▶ **Parti dell'esercizio**
1. Secondo il brano su Christine Lagarde, in quale data scade il suo mandato alla guida della Bce?
2. Riassumi in due frasi il brano su Christine Lagarde.

***** Brano da leggere *****

Christine Lagarde non ha ancora annunciato le proprie dimissioni dalla presidenza della Banca centrale europea. Ma il calendario scelto per il suo primo libro di memorie alimenta le ipotesi su un possibile addio anticipato. Lady First, scritto con il giornalista tedesco Marc Hujer, sarà pubblicato da Atlantic Books il 28 gennaio 2027. La data non è irrilevante: il mandato di Lagarde alla guida della Bce scade infatti il 31 ottobre dello stesso anno. Mancano dunque circa nove mesi alla conclusione naturale del suo incarico. La stessa Lagarde, nei mesi scorsi, ha lasciato aperta la possibilità di un’uscita anticipata, spiegando di voler eventualmente contribuire al dibattito politico francese in vista delle elezioni del 2027.

***** Righe elencate *****

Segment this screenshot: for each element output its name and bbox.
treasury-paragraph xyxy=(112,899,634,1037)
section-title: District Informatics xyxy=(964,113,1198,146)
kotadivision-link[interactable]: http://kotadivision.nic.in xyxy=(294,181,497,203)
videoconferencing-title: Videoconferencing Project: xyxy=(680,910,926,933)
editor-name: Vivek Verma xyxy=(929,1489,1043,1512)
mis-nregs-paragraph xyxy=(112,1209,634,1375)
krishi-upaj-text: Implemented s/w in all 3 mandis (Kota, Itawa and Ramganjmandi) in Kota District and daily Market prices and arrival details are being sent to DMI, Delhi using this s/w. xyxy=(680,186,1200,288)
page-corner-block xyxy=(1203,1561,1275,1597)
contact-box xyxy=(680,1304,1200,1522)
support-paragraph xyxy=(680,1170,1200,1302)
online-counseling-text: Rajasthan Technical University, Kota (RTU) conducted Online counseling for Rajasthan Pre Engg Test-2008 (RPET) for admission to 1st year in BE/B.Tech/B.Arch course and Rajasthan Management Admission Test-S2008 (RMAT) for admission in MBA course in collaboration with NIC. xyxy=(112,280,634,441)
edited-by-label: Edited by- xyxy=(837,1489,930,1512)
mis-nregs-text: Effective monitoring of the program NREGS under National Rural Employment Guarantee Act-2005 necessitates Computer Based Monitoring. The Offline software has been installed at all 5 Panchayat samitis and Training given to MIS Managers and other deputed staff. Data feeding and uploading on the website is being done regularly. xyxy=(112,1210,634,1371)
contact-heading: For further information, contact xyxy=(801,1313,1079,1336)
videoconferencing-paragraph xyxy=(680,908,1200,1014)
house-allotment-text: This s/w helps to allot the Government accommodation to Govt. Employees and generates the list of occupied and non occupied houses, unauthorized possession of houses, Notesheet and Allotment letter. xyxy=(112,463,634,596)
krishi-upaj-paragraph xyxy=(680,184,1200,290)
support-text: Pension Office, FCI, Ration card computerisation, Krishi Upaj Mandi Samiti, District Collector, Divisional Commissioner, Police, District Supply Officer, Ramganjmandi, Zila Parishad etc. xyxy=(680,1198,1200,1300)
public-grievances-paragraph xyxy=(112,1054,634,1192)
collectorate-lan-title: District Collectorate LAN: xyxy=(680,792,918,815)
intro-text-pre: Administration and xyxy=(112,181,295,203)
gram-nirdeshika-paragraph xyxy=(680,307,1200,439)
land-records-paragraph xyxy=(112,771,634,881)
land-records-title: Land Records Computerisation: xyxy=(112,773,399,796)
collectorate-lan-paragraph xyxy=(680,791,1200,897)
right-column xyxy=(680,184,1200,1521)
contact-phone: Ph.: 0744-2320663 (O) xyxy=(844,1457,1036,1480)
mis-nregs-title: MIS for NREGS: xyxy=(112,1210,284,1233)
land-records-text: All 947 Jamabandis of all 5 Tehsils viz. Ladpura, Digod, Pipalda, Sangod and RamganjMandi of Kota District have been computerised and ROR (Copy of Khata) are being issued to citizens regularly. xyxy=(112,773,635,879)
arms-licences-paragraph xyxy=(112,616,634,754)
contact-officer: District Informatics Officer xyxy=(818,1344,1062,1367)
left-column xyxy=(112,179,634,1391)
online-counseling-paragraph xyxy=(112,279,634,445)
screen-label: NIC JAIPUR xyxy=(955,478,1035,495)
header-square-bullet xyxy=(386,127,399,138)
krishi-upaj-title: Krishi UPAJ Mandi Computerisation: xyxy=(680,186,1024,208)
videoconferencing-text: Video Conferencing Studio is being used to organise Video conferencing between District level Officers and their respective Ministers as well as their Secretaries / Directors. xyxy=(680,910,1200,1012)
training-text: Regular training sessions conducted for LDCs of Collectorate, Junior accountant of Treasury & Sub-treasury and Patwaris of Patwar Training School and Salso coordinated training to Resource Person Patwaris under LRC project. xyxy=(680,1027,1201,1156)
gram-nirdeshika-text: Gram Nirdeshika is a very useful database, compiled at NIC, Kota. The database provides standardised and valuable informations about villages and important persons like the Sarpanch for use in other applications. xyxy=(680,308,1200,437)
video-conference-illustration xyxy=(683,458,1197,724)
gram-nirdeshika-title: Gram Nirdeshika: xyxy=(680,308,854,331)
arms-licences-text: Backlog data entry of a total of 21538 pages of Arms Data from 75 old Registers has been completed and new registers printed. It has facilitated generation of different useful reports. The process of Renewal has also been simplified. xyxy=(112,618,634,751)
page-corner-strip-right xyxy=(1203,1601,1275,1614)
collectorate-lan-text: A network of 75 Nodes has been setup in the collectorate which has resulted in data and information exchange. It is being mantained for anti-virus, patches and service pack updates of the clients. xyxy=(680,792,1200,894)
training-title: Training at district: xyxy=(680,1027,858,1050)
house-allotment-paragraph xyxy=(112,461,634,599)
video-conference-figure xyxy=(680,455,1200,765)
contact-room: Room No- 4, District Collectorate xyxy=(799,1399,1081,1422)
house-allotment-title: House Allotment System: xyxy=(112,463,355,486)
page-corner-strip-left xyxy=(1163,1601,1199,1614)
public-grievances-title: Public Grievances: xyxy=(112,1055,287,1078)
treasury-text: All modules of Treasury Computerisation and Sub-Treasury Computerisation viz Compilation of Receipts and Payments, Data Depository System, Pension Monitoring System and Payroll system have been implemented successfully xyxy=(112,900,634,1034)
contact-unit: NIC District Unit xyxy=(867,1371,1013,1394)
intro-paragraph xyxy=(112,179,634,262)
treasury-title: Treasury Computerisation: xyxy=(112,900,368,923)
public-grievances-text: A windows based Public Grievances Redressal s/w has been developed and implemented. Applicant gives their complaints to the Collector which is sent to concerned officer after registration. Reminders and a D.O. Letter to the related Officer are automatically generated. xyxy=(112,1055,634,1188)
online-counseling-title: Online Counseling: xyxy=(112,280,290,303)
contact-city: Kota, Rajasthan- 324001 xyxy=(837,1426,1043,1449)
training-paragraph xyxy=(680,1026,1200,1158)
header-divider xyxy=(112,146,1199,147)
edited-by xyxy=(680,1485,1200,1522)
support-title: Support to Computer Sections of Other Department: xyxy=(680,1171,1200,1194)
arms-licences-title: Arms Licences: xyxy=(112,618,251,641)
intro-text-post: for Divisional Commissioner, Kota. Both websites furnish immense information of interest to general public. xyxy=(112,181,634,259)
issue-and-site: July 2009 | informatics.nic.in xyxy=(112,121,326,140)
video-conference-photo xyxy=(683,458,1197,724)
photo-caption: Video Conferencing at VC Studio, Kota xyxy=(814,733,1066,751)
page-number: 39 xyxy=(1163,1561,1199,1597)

*****

▶ **Soluzioni dell'esercizio**
1. Il 31 ottobre 2027.

2. Il primo libro di memorie di Christine Lagarde, Lady First, scritto con il giornalista tedesco Marc Hujer, sarà pubblicato da Atlantic Books il 28 gennaio 2027, circa nove mesi prima della scadenza del suo mandato alla Bce, fissata al 31 ottobre dello stesso anno. Pur non avendo ancora annunciato le dimissioni, Lagarde ha lasciato aperta la possibilità di un'uscita anticipata per contribuire al dibattito politico francese in vista delle elezioni del 2027, e la data del libro alimenta queste ipotesi.